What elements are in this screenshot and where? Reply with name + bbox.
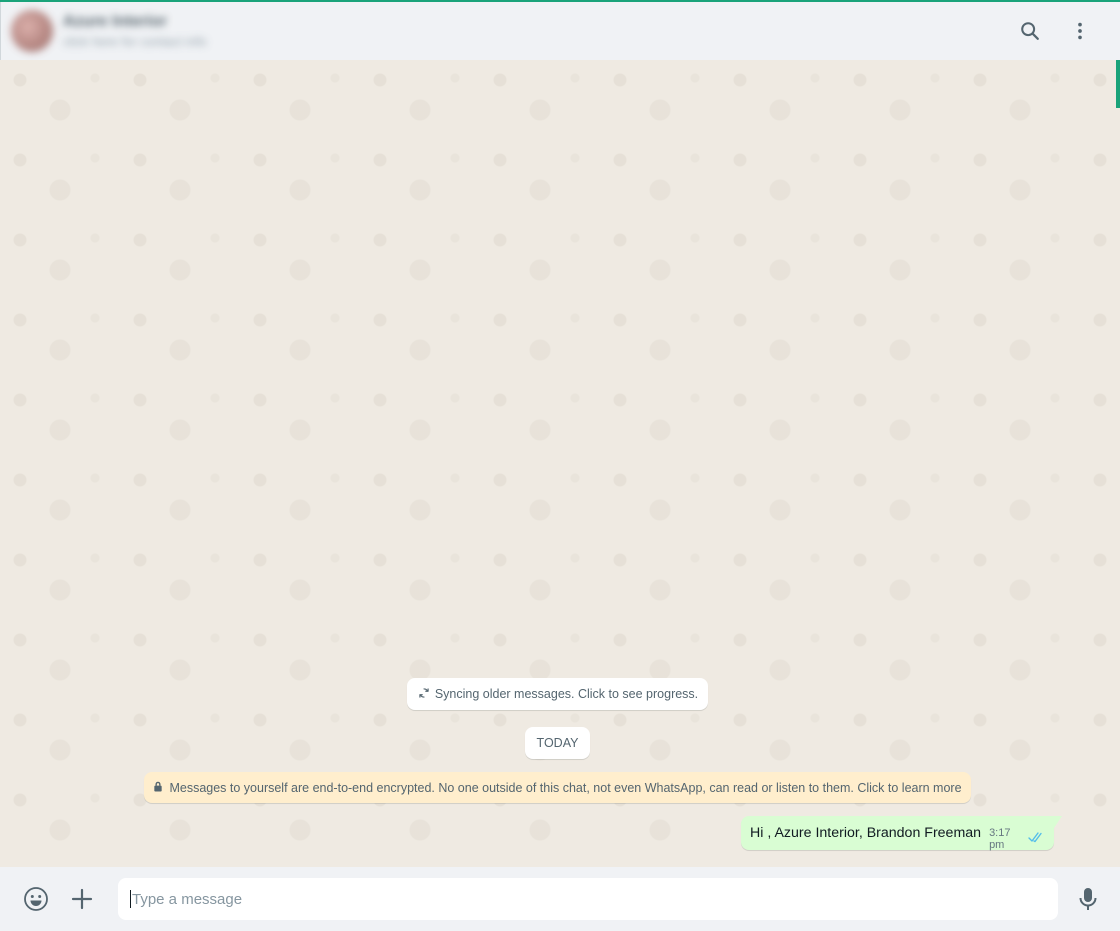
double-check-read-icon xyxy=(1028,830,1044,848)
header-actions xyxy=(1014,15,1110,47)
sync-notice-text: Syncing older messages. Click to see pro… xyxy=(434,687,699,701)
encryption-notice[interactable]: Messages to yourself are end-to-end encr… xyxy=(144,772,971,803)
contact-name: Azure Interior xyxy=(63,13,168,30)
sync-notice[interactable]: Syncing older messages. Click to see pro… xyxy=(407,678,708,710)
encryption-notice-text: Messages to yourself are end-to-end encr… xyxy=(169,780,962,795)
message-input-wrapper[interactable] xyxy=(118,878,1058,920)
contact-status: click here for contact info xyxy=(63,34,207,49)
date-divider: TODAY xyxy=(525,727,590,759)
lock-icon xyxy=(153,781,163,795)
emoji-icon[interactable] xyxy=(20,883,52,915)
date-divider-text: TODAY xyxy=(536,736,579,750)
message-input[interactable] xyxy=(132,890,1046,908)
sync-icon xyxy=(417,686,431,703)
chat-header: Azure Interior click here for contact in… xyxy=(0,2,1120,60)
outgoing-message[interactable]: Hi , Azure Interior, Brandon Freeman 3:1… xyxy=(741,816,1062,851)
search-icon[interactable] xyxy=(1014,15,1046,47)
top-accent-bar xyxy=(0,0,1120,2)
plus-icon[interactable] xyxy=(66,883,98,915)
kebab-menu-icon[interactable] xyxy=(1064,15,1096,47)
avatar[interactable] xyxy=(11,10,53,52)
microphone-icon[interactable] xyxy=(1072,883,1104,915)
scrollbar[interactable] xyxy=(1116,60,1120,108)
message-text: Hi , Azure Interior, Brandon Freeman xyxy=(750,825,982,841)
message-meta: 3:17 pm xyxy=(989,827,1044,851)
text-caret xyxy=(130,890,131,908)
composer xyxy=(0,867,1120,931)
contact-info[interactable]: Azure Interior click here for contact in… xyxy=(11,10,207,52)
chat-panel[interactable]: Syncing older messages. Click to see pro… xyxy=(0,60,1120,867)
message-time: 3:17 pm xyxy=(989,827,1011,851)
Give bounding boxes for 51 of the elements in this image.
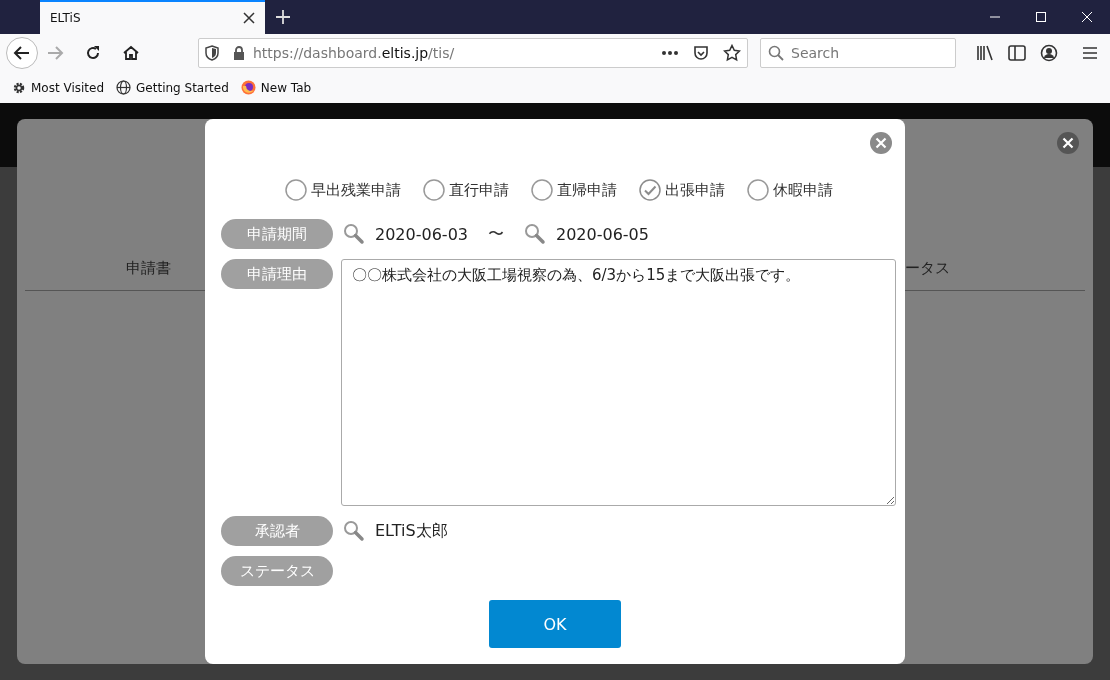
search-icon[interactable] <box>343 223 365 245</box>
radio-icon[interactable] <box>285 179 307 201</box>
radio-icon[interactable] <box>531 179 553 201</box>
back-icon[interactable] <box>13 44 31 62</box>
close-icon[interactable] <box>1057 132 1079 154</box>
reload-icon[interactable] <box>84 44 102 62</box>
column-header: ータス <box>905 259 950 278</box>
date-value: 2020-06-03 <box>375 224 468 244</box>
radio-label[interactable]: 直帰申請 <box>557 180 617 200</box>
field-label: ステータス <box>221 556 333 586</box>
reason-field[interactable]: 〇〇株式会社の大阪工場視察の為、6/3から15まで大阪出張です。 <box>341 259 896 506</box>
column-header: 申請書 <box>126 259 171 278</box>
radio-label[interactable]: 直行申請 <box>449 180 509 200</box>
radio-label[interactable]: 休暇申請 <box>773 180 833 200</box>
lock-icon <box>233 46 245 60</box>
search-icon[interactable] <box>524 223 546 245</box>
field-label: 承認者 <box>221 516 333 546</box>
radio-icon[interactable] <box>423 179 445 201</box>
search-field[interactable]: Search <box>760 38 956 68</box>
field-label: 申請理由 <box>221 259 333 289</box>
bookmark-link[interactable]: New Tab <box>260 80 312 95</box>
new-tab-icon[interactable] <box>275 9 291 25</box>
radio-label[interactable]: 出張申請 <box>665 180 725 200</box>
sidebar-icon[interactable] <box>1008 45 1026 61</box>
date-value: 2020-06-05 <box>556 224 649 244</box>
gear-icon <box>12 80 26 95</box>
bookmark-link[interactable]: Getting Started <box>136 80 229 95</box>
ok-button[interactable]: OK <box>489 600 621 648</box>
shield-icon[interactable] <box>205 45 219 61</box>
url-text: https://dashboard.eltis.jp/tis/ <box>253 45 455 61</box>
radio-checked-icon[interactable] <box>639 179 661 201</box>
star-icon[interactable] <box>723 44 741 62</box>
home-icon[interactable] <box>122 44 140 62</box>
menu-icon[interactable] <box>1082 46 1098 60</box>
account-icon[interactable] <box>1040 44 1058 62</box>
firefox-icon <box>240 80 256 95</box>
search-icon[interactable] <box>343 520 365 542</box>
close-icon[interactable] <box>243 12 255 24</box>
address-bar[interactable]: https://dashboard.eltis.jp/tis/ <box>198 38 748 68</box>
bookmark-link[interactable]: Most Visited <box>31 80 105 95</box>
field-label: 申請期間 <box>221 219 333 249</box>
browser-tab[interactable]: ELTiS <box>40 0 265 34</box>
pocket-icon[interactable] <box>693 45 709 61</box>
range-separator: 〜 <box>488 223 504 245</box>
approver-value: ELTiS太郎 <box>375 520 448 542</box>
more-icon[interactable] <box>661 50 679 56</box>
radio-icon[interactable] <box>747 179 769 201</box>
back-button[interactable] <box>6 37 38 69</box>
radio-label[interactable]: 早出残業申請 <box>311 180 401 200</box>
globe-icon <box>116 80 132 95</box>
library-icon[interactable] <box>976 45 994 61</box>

The request
Copy out the listing above line for line, without changing anything, and leave out the pictures.

Solution to this exercise
What elements are in this screenshot and where? Reply with name + bbox.
double-check-read-icon xyxy=(1028,830,1044,848)
header-actions xyxy=(1014,15,1110,47)
sync-notice-text: Syncing older messages. Click to see pro… xyxy=(434,687,699,701)
encryption-notice[interactable]: Messages to yourself are end-to-end encr… xyxy=(144,772,971,803)
contact-name: Azure Interior xyxy=(63,13,168,30)
sync-notice[interactable]: Syncing older messages. Click to see pro… xyxy=(407,678,708,710)
encryption-notice-text: Messages to yourself are end-to-end encr… xyxy=(169,780,962,795)
message-input-wrapper[interactable] xyxy=(118,878,1058,920)
contact-status: click here for contact info xyxy=(63,34,207,49)
date-divider: TODAY xyxy=(525,727,590,759)
lock-icon xyxy=(153,781,163,795)
emoji-icon[interactable] xyxy=(20,883,52,915)
date-divider-text: TODAY xyxy=(536,736,579,750)
message-input[interactable] xyxy=(132,890,1046,908)
sync-icon xyxy=(417,686,431,703)
chat-header: Azure Interior click here for contact in… xyxy=(0,2,1120,60)
outgoing-message[interactable]: Hi , Azure Interior, Brandon Freeman 3:1… xyxy=(741,816,1062,851)
search-icon[interactable] xyxy=(1014,15,1046,47)
top-accent-bar xyxy=(0,0,1120,2)
plus-icon[interactable] xyxy=(66,883,98,915)
kebab-menu-icon[interactable] xyxy=(1064,15,1096,47)
avatar[interactable] xyxy=(11,10,53,52)
microphone-icon[interactable] xyxy=(1072,883,1104,915)
scrollbar[interactable] xyxy=(1116,60,1120,108)
message-text: Hi , Azure Interior, Brandon Freeman xyxy=(750,825,982,841)
message-meta: 3:17 pm xyxy=(989,827,1044,851)
text-caret xyxy=(130,890,131,908)
composer xyxy=(0,867,1120,931)
contact-info[interactable]: Azure Interior click here for contact in… xyxy=(11,10,207,52)
chat-panel[interactable]: Syncing older messages. Click to see pro… xyxy=(0,60,1120,867)
message-time: 3:17 pm xyxy=(989,827,1011,851)
Give bounding boxes for 51 of the elements in this image.
search-icon[interactable] <box>343 223 365 245</box>
radio-icon[interactable] <box>285 179 307 201</box>
radio-icon[interactable] <box>531 179 553 201</box>
back-icon[interactable] <box>13 44 31 62</box>
close-icon[interactable] <box>1057 132 1079 154</box>
reload-icon[interactable] <box>84 44 102 62</box>
column-header: ータス <box>905 259 950 278</box>
date-value: 2020-06-03 <box>375 224 468 244</box>
radio-label[interactable]: 直帰申請 <box>557 180 617 200</box>
field-label: ステータス <box>221 556 333 586</box>
reason-field[interactable]: 〇〇株式会社の大阪工場視察の為、6/3から15まで大阪出張です。 <box>341 259 896 506</box>
column-header: 申請書 <box>126 259 171 278</box>
radio-label[interactable]: 直行申請 <box>449 180 509 200</box>
radio-label[interactable]: 休暇申請 <box>773 180 833 200</box>
lock-icon <box>233 46 245 60</box>
search-icon[interactable] <box>524 223 546 245</box>
field-label: 承認者 <box>221 516 333 546</box>
radio-icon[interactable] <box>423 179 445 201</box>
search-field[interactable]: Search <box>760 38 956 68</box>
field-label: 申請理由 <box>221 259 333 289</box>
bookmark-link[interactable]: New Tab <box>260 80 312 95</box>
new-tab-icon[interactable] <box>275 9 291 25</box>
radio-label[interactable]: 出張申請 <box>665 180 725 200</box>
sidebar-icon[interactable] <box>1008 45 1026 61</box>
date-value: 2020-06-05 <box>556 224 649 244</box>
gear-icon <box>12 80 26 95</box>
bookmark-link[interactable]: Getting Started <box>136 80 229 95</box>
ok-button[interactable]: OK <box>489 600 621 648</box>
shield-icon[interactable] <box>205 45 219 61</box>
url-text: https://dashboard.eltis.jp/tis/ <box>253 45 455 61</box>
radio-checked-icon[interactable] <box>639 179 661 201</box>
star-icon[interactable] <box>723 44 741 62</box>
home-icon[interactable] <box>122 44 140 62</box>
menu-icon[interactable] <box>1082 46 1098 60</box>
account-icon[interactable] <box>1040 44 1058 62</box>
firefox-icon <box>240 80 256 95</box>
search-icon[interactable] <box>343 520 365 542</box>
close-icon[interactable] <box>243 12 255 24</box>
address-bar[interactable]: https://dashboard.eltis.jp/tis/ <box>198 38 748 68</box>
bookmark-link[interactable]: Most Visited <box>31 80 105 95</box>
field-label: 申請期間 <box>221 219 333 249</box>
browser-tab[interactable]: ELTiS <box>40 0 265 34</box>
pocket-icon[interactable] <box>693 45 709 61</box>
range-separator: 〜 <box>488 223 504 245</box>
approver-value: ELTiS太郎 <box>375 520 448 542</box>
more-icon[interactable] <box>661 50 679 56</box>
radio-icon[interactable] <box>747 179 769 201</box>
back-button[interactable] <box>6 37 38 69</box>
radio-label[interactable]: 早出残業申請 <box>311 180 401 200</box>
globe-icon <box>116 80 132 95</box>
library-icon[interactable] <box>976 45 994 61</box>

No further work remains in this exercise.